Repeat the whole of the data, keeping every detail the same.

━━━━━ Supplied data ━━━━━

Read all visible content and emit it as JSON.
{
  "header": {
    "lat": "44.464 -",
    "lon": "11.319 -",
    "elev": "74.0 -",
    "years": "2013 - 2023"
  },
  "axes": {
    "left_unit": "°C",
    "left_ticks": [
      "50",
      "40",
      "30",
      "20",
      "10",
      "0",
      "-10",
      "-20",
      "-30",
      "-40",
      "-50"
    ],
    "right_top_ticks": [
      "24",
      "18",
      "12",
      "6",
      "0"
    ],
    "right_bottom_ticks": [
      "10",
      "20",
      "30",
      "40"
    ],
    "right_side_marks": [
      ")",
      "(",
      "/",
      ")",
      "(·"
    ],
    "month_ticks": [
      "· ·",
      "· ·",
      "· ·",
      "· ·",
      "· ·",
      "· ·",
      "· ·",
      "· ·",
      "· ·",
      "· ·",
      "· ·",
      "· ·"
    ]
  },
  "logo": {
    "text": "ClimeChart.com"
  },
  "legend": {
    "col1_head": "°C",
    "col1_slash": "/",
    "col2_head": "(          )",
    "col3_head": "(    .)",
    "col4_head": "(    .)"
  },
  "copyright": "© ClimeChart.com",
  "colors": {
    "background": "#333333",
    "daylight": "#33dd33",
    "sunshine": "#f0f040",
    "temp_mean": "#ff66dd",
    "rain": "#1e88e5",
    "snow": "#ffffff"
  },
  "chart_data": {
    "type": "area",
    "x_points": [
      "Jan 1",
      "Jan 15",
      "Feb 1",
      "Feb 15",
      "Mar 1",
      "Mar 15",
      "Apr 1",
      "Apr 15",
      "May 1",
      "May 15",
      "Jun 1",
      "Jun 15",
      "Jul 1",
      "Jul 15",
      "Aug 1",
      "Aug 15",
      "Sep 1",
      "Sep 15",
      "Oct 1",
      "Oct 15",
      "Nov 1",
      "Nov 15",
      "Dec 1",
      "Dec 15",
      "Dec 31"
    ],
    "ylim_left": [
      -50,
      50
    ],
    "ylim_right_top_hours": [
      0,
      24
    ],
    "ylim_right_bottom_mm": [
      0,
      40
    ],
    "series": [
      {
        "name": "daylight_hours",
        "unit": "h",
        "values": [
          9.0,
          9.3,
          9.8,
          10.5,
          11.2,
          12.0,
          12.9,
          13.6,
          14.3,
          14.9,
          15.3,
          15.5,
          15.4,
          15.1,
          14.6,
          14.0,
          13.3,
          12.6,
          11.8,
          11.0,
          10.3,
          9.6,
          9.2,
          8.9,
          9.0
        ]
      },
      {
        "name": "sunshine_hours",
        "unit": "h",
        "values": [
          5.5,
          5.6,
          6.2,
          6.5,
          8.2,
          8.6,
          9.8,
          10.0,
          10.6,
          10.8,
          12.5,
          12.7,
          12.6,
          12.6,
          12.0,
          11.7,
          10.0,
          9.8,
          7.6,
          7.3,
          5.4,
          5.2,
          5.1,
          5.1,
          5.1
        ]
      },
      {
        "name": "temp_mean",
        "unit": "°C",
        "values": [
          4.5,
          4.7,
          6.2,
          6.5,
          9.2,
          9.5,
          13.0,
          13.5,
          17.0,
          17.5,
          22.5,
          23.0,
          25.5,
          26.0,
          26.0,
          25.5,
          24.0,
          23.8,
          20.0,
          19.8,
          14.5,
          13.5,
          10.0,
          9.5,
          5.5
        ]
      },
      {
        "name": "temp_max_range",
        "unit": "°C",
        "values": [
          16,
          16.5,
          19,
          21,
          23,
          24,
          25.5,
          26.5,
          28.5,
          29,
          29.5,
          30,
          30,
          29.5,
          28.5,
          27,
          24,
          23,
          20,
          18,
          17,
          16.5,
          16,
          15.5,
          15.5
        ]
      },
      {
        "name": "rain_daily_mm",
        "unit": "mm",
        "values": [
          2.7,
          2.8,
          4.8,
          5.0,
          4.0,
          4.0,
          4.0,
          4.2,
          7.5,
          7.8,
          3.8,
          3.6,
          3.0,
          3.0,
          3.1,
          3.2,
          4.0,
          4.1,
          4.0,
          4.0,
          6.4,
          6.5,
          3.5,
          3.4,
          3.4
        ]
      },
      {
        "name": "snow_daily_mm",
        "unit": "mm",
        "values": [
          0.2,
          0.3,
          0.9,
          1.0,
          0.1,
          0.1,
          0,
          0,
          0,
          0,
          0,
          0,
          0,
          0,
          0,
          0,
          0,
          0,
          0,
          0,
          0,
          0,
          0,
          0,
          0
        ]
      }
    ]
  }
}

━━━━━

Answer |
Read all visible content and emit it as JSON.
{
  "header": {
    "lat": "44.464 -",
    "lon": "11.319 -",
    "elev": "74.0 -",
    "years": "2013 - 2023"
  },
  "axes": {
    "left_unit": "°C",
    "left_ticks": [
      "50",
      "40",
      "30",
      "20",
      "10",
      "0",
      "-10",
      "-20",
      "-30",
      "-40",
      "-50"
    ],
    "right_top_ticks": [
      "24",
      "18",
      "12",
      "6",
      "0"
    ],
    "right_bottom_ticks": [
      "10",
      "20",
      "30",
      "40"
    ],
    "right_side_marks": [
      ")",
      "(",
      "/",
      ")",
      "(·"
    ],
    "month_ticks": [
      "· ·",
      "· ·",
      "· ·",
      "· ·",
      "· ·",
      "· ·",
      "· ·",
      "· ·",
      "· ·",
      "· ·",
      "· ·",
      "· ·"
    ]
  },
  "logo": {
    "text": "ClimeChart.com"
  },
  "legend": {
    "col1_head": "°C",
    "col1_slash": "/",
    "col2_head": "(          )",
    "col3_head": "(    .)",
    "col4_head": "(    .)"
  },
  "copyright": "© ClimeChart.com",
  "colors": {
    "background": "#333333",
    "daylight": "#33dd33",
    "sunshine": "#f0f040",
    "temp_mean": "#ff66dd",
    "rain": "#1e88e5",
    "snow": "#ffffff"
  },
  "chart_data": {
    "type": "area",
    "x_points": [
      "Jan 1",
      "Jan 15",
      "Feb 1",
      "Feb 15",
      "Mar 1",
      "Mar 15",
      "Apr 1",
      "Apr 15",
      "May 1",
      "May 15",
      "Jun 1",
      "Jun 15",
      "Jul 1",
      "Jul 15",
      "Aug 1",
      "Aug 15",
      "Sep 1",
      "Sep 15",
      "Oct 1",
      "Oct 15",
      "Nov 1",
      "Nov 15",
      "Dec 1",
      "Dec 15",
      "Dec 31"
    ],
    "ylim_left": [
      -50,
      50
    ],
    "ylim_right_top_hours": [
      0,
      24
    ],
    "ylim_right_bottom_mm": [
      0,
      40
    ],
    "series": [
      {
        "name": "daylight_hours",
        "unit": "h",
        "values": [
          9.0,
          9.3,
          9.8,
          10.5,
          11.2,
          12.0,
          12.9,
          13.6,
          14.3,
          14.9,
          15.3,
          15.5,
          15.4,
          15.1,
          14.6,
          14.0,
          13.3,
          12.6,
          11.8,
          11.0,
          10.3,
          9.6,
          9.2,
          8.9,
          9.0
        ]
      },
      {
        "name": "sunshine_hours",
        "unit": "h",
        "values": [
          5.5,
          5.6,
          6.2,
          6.5,
          8.2,
          8.6,
          9.8,
          10.0,
          10.6,
          10.8,
          12.5,
          12.7,
          12.6,
          12.6,
          12.0,
          11.7,
          10.0,
          9.8,
          7.6,
          7.3,
          5.4,
          5.2,
          5.1,
          5.1,
          5.1
        ]
      },
      {
        "name": "temp_mean",
        "unit": "°C",
        "values": [
          4.5,
          4.7,
          6.2,
          6.5,
          9.2,
          9.5,
          13.0,
          13.5,
          17.0,
          17.5,
          22.5,
          23.0,
          25.5,
          26.0,
          26.0,
          25.5,
          24.0,
          23.8,
          20.0,
          19.8,
          14.5,
          13.5,
          10.0,
          9.5,
          5.5
        ]
      },
      {
        "name": "temp_max_range",
        "unit": "°C",
        "values": [
          16,
          16.5,
          19,
          21,
          23,
          24,
          25.5,
          26.5,
          28.5,
          29,
          29.5,
          30,
          30,
          29.5,
          28.5,
          27,
          24,
          23,
          20,
          18,
          17,
          16.5,
          16,
          15.5,
          15.5
        ]
      },
      {
        "name": "rain_daily_mm",
        "unit": "mm",
        "values": [
          2.7,
          2.8,
          4.8,
          5.0,
          4.0,
          4.0,
          4.0,
          4.2,
          7.5,
          7.8,
          3.8,
          3.6,
          3.0,
          3.0,
          3.1,
          3.2,
          4.0,
          4.1,
          4.0,
          4.0,
          6.4,
          6.5,
          3.5,
          3.4,
          3.4
        ]
      },
      {
        "name": "snow_daily_mm",
        "unit": "mm",
        "values": [
          0.2,
          0.3,
          0.9,
          1.0,
          0.1,
          0.1,
          0,
          0,
          0,
          0,
          0,
          0,
          0,
          0,
          0,
          0,
          0,
          0,
          0,
          0,
          0,
          0,
          0,
          0,
          0
        ]
      }
    ]
  }
}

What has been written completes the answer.